## Challenge
Tell how many lines in the data below include the word "стенки". The answer is the number only.

▼

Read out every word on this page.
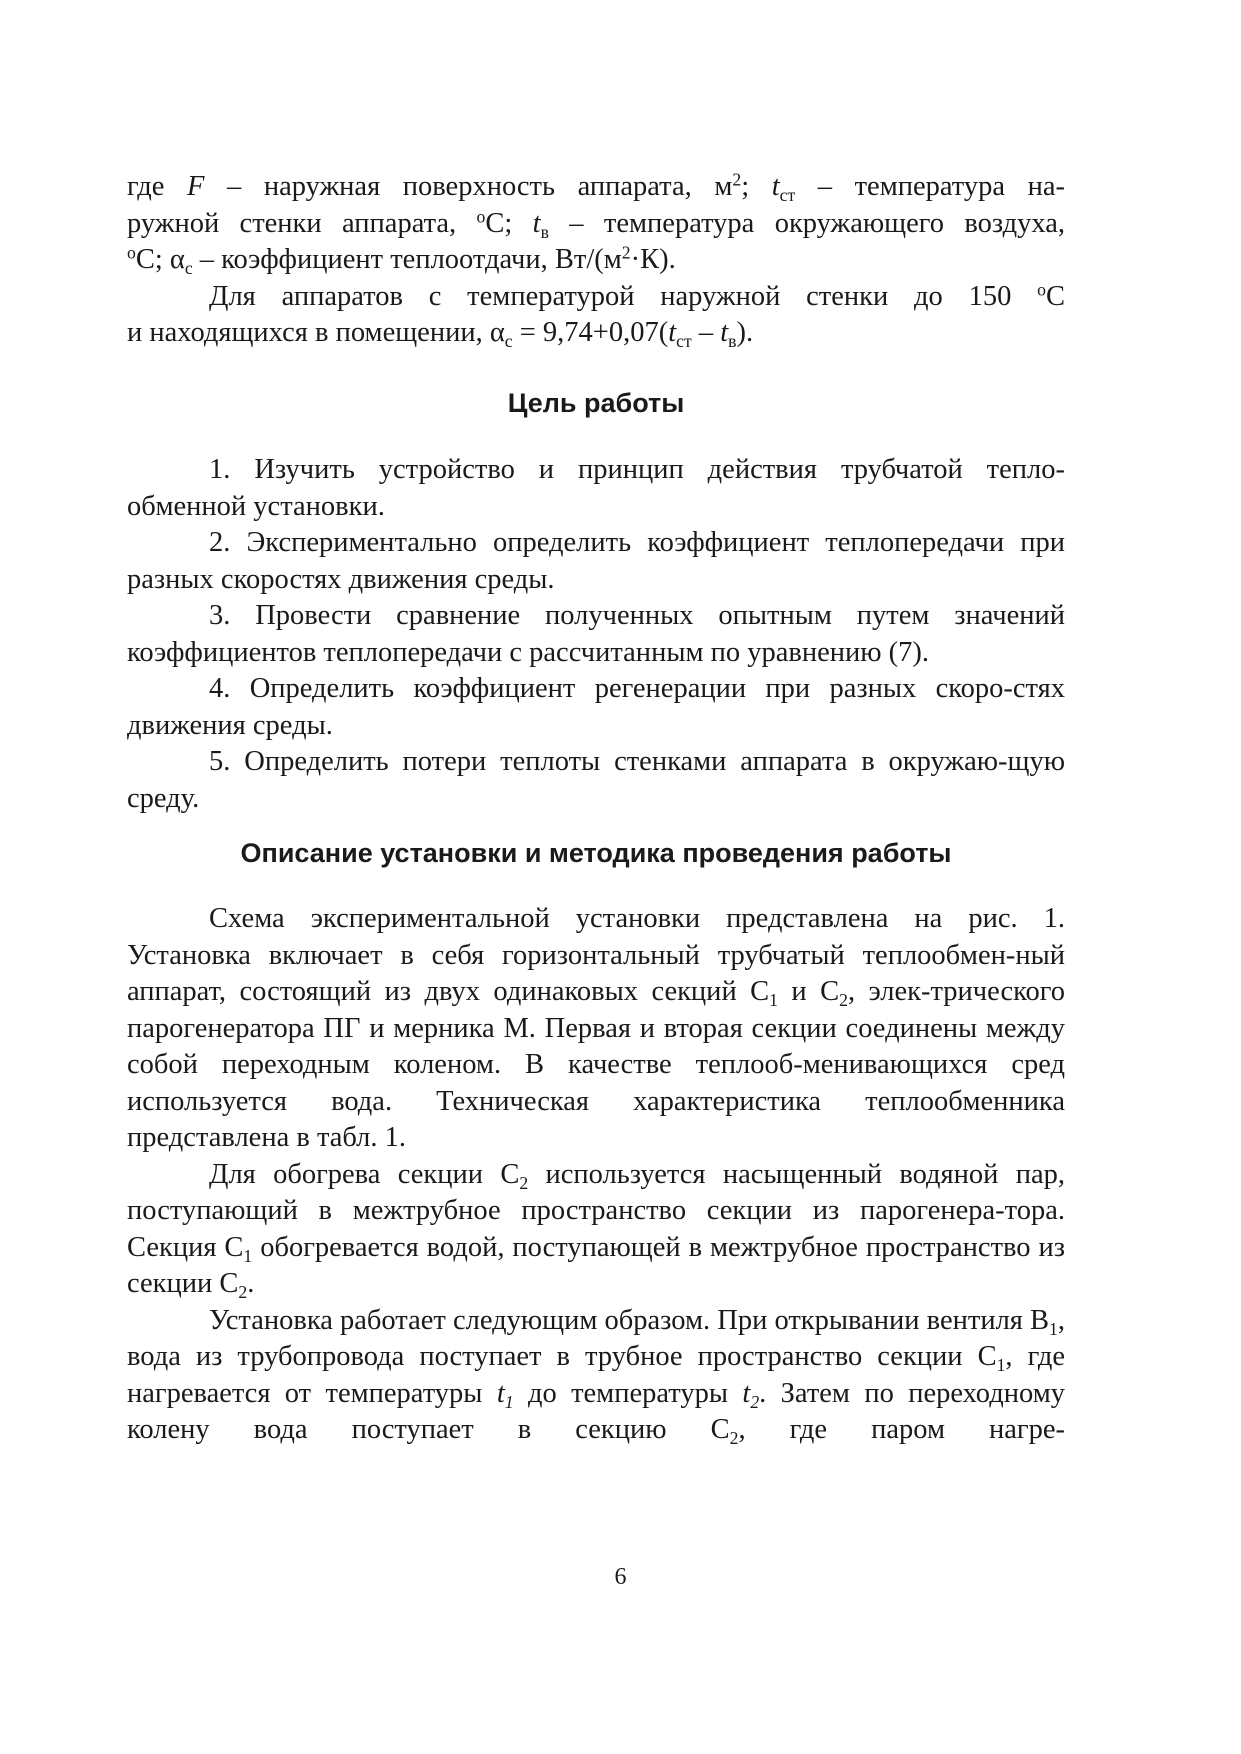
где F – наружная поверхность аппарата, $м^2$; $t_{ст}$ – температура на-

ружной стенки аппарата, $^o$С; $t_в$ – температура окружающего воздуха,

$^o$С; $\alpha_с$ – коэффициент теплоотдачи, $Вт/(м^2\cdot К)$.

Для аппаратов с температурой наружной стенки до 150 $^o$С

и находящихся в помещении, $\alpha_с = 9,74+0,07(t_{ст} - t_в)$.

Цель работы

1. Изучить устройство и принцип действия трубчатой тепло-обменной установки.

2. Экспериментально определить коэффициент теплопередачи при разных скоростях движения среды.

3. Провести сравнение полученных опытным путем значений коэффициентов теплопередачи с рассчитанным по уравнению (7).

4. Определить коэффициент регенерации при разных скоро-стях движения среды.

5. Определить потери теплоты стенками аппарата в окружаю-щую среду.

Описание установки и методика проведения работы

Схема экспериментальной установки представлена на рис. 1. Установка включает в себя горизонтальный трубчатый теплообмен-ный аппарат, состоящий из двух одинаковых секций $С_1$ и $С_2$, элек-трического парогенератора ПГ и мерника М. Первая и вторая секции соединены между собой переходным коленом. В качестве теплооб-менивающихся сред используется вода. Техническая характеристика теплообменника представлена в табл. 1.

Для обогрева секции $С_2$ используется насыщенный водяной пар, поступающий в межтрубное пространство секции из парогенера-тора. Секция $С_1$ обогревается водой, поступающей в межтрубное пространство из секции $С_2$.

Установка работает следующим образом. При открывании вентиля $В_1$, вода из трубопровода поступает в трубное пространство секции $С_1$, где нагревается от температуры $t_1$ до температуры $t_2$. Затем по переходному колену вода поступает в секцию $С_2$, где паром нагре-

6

▲
▼

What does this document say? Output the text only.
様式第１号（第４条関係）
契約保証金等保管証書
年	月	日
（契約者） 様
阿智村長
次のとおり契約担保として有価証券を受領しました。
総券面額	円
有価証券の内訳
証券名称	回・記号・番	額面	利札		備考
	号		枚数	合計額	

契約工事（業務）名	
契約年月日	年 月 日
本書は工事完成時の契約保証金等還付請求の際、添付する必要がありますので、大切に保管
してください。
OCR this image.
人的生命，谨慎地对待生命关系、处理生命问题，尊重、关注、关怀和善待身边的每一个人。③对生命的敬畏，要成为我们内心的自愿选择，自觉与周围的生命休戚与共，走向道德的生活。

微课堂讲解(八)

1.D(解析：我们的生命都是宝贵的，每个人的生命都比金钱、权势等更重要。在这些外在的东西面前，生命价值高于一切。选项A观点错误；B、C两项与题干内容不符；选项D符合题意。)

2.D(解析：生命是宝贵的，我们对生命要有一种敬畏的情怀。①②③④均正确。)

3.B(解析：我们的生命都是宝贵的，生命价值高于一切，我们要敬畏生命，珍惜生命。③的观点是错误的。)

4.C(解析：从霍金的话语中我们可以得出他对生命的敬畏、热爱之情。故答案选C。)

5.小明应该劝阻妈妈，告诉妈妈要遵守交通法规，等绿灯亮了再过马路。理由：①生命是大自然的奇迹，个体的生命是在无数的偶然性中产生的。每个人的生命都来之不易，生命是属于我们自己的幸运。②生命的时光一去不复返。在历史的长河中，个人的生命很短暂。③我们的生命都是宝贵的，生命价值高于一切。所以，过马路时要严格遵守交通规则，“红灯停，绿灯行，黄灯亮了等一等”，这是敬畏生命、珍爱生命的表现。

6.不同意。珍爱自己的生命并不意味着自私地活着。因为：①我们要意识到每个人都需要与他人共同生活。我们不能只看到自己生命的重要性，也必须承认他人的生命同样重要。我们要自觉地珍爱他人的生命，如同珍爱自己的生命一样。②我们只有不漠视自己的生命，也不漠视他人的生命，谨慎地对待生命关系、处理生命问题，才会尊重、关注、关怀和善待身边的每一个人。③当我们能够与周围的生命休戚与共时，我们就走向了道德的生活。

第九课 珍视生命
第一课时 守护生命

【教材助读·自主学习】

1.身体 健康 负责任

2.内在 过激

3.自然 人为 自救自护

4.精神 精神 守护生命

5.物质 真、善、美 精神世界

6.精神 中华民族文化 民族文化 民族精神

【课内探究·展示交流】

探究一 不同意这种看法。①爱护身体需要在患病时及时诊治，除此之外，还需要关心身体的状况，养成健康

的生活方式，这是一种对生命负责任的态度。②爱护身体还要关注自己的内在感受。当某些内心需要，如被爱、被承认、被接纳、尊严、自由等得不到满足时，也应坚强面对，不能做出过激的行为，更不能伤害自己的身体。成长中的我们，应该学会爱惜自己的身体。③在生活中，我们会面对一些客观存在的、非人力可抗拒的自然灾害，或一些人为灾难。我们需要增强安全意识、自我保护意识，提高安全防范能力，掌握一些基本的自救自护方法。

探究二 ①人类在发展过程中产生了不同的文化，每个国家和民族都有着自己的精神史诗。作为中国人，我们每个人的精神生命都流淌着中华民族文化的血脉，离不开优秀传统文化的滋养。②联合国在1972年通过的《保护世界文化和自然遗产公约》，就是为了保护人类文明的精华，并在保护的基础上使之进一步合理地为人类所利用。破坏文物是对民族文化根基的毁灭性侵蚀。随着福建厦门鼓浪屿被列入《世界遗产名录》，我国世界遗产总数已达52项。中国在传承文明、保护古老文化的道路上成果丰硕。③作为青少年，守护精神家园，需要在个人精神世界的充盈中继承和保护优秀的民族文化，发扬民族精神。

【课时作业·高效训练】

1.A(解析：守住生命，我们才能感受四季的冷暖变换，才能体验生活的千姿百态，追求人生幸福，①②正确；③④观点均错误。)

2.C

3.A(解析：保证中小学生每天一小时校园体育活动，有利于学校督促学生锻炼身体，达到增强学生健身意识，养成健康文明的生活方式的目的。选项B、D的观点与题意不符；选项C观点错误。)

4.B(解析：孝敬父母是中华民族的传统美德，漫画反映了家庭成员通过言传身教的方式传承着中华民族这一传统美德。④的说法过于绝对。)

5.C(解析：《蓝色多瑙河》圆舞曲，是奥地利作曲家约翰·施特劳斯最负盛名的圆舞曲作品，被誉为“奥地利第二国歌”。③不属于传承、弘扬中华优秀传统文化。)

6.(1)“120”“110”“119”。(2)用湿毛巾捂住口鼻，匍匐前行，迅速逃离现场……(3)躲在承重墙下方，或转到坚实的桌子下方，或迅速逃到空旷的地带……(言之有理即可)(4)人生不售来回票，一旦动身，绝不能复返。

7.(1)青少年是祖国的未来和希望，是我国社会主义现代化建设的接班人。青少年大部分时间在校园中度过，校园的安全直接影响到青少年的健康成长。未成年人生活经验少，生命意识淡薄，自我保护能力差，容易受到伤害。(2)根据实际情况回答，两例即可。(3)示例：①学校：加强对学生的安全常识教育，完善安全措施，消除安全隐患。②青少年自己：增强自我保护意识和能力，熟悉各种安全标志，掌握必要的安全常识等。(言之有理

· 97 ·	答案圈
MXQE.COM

▲

## Written solution
2